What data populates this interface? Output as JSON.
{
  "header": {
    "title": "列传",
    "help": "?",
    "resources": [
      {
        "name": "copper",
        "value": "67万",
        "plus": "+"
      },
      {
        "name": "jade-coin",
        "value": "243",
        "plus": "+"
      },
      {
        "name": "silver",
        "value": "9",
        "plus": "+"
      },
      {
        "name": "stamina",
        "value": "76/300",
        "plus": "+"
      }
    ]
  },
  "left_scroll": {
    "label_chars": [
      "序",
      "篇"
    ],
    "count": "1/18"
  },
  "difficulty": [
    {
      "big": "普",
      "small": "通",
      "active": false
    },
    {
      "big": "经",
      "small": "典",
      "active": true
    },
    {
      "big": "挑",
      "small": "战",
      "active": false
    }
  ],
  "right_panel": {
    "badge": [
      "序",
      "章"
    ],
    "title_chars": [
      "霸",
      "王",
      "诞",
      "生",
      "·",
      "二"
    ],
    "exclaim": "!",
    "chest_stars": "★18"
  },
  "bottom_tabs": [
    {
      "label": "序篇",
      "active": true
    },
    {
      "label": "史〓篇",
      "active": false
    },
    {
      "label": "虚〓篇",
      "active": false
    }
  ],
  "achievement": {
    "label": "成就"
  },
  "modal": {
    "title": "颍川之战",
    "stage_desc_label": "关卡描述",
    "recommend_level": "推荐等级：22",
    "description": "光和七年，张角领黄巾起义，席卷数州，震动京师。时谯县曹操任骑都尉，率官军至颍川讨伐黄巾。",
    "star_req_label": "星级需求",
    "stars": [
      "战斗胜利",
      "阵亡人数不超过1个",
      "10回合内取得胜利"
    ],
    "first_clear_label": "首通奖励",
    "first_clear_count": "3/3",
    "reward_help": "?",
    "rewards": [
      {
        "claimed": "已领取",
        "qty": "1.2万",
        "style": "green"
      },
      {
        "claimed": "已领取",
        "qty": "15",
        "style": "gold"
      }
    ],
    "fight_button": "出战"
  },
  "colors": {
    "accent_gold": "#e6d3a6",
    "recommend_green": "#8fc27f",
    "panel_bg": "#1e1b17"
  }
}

Prompt –
Can you give every line above again, exactly as written?

Completed exercise –
What data populates this interface? Output as JSON.
{
  "header": {
    "title": "列传",
    "help": "?",
    "resources": [
      {
        "name": "copper",
        "value": "67万",
        "plus": "+"
      },
      {
        "name": "jade-coin",
        "value": "243",
        "plus": "+"
      },
      {
        "name": "silver",
        "value": "9",
        "plus": "+"
      },
      {
        "name": "stamina",
        "value": "76/300",
        "plus": "+"
      }
    ]
  },
  "left_scroll": {
    "label_chars": [
      "序",
      "篇"
    ],
    "count": "1/18"
  },
  "difficulty": [
    {
      "big": "普",
      "small": "通",
      "active": false
    },
    {
      "big": "经",
      "small": "典",
      "active": true
    },
    {
      "big": "挑",
      "small": "战",
      "active": false
    }
  ],
  "right_panel": {
    "badge": [
      "序",
      "章"
    ],
    "title_chars": [
      "霸",
      "王",
      "诞",
      "生",
      "·",
      "二"
    ],
    "exclaim": "!",
    "chest_stars": "★18"
  },
  "bottom_tabs": [
    {
      "label": "序篇",
      "active": true
    },
    {
      "label": "史〓篇",
      "active": false
    },
    {
      "label": "虚〓篇",
      "active": false
    }
  ],
  "achievement": {
    "label": "成就"
  },
  "modal": {
    "title": "颍川之战",
    "stage_desc_label": "关卡描述",
    "recommend_level": "推荐等级：22",
    "description": "光和七年，张角领黄巾起义，席卷数州，震动京师。时谯县曹操任骑都尉，率官军至颍川讨伐黄巾。",
    "star_req_label": "星级需求",
    "stars": [
      "战斗胜利",
      "阵亡人数不超过1个",
      "10回合内取得胜利"
    ],
    "first_clear_label": "首通奖励",
    "first_clear_count": "3/3",
    "reward_help": "?",
    "rewards": [
      {
        "claimed": "已领取",
        "qty": "1.2万",
        "style": "green"
      },
      {
        "claimed": "已领取",
        "qty": "15",
        "style": "gold"
      }
    ],
    "fight_button": "出战"
  },
  "colors": {
    "accent_gold": "#e6d3a6",
    "recommend_green": "#8fc27f",
    "panel_bg": "#1e1b17"
  }
}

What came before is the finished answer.